### TASK TO CARRY OUT
Locate the word "World" in the material, then show every line that holds it.

Dataset listings of figures:
:::::

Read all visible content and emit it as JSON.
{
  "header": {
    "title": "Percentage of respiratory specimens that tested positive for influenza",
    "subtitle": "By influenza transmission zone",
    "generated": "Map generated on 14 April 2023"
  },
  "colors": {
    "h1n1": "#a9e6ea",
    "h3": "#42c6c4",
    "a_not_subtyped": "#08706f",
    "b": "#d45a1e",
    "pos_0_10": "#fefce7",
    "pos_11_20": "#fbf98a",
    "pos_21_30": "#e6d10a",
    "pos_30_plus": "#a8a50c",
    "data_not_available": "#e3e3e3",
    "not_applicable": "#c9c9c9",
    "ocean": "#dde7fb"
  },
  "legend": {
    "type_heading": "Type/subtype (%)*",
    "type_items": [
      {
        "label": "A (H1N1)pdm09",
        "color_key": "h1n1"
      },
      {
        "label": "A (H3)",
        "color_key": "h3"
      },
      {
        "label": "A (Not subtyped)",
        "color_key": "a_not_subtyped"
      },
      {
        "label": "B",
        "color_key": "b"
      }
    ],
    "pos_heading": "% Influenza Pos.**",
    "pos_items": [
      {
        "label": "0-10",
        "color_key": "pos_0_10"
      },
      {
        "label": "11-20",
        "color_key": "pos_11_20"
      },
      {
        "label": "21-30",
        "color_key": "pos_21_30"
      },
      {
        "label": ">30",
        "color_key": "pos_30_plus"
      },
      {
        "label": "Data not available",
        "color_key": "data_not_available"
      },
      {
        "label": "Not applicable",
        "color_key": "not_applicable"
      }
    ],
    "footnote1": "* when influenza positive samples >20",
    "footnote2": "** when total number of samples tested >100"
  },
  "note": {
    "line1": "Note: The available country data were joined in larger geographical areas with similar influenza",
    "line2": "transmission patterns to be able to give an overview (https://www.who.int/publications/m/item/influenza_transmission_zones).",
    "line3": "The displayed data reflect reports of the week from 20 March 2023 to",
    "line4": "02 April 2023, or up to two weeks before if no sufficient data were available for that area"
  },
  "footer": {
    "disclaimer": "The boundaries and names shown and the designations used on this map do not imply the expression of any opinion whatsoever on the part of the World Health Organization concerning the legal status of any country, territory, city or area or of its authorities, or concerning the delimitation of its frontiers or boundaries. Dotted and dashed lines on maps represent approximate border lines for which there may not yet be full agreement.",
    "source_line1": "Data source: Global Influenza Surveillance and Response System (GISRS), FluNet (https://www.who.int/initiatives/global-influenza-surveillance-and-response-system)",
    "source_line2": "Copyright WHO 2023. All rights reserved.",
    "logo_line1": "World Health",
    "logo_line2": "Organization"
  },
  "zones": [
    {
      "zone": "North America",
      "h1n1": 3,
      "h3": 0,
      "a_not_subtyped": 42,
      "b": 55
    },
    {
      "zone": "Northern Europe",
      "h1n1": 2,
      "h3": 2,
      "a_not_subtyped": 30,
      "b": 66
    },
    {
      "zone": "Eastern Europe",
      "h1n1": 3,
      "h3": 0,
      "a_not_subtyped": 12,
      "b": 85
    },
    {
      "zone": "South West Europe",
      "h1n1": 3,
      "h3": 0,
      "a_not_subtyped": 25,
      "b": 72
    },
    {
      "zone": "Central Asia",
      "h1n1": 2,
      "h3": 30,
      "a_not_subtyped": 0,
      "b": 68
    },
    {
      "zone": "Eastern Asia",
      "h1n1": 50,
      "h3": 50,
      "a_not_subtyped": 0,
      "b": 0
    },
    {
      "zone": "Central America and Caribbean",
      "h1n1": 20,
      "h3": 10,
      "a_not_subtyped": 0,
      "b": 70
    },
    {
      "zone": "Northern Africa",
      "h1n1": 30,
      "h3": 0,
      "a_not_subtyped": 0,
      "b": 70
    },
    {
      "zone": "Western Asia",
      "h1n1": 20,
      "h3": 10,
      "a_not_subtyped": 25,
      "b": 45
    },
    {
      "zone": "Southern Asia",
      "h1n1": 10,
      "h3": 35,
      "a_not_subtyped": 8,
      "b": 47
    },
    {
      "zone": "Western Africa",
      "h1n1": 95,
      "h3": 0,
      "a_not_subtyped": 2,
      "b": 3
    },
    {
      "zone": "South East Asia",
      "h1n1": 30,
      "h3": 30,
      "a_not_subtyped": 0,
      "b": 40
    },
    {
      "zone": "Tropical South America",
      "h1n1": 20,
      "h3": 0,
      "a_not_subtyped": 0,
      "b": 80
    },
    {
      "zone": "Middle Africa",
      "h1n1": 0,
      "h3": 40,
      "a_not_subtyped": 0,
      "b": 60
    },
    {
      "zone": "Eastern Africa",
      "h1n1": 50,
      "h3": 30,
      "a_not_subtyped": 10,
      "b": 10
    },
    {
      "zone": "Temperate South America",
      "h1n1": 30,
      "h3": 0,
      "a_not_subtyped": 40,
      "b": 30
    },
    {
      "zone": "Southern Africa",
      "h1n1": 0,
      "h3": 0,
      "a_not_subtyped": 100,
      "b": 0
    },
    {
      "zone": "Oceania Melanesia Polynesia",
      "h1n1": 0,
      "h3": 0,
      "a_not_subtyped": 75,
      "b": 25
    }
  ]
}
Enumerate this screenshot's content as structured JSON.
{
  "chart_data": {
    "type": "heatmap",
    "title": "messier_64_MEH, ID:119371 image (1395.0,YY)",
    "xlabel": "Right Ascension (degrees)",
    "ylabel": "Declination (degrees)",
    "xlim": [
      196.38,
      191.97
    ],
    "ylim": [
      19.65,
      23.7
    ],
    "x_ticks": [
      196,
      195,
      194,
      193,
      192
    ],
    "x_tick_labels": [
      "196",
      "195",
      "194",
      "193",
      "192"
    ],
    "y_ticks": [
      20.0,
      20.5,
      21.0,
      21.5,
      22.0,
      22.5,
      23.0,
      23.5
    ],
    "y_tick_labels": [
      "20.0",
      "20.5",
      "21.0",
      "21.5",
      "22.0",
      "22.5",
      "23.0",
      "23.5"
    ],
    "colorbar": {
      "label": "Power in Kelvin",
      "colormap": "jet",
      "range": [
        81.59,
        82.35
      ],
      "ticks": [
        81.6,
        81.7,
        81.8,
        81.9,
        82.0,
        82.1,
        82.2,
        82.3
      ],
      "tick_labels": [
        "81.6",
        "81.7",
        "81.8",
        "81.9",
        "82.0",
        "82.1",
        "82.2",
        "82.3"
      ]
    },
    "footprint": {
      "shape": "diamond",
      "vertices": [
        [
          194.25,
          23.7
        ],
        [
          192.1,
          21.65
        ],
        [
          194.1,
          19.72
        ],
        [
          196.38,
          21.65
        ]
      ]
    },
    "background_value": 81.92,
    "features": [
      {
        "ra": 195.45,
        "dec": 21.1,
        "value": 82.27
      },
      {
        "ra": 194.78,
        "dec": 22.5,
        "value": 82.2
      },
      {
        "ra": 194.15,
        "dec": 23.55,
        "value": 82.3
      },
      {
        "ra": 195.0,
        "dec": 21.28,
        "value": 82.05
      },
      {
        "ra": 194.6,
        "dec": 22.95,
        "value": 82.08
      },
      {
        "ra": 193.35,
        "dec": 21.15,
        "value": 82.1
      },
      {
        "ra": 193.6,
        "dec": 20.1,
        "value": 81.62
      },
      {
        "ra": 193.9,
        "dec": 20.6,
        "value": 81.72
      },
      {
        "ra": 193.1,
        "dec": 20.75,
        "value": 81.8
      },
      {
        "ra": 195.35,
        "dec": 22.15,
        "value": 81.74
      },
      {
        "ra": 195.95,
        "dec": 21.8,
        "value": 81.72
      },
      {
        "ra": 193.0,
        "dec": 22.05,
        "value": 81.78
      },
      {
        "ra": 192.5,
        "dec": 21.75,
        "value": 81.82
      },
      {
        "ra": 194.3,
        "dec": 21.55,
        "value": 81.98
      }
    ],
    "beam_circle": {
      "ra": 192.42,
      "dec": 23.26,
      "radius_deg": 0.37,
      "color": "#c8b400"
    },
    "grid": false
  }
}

:::::

### OUTPUT FOR THIS EXERCISE
    "disclaimer": "The boundaries and names shown and the designations used on this map do not imply the expression of any opinion whatsoever on the part of the World Health Organization concerning the legal status of any country, territory, city or area or of its authorities, or concerning the delimitation of its frontiers or boundaries. Dotted and dashed lines on maps represent approximate border lines for which there may not yet be full agreement.",
    "logo_line1": "World Health",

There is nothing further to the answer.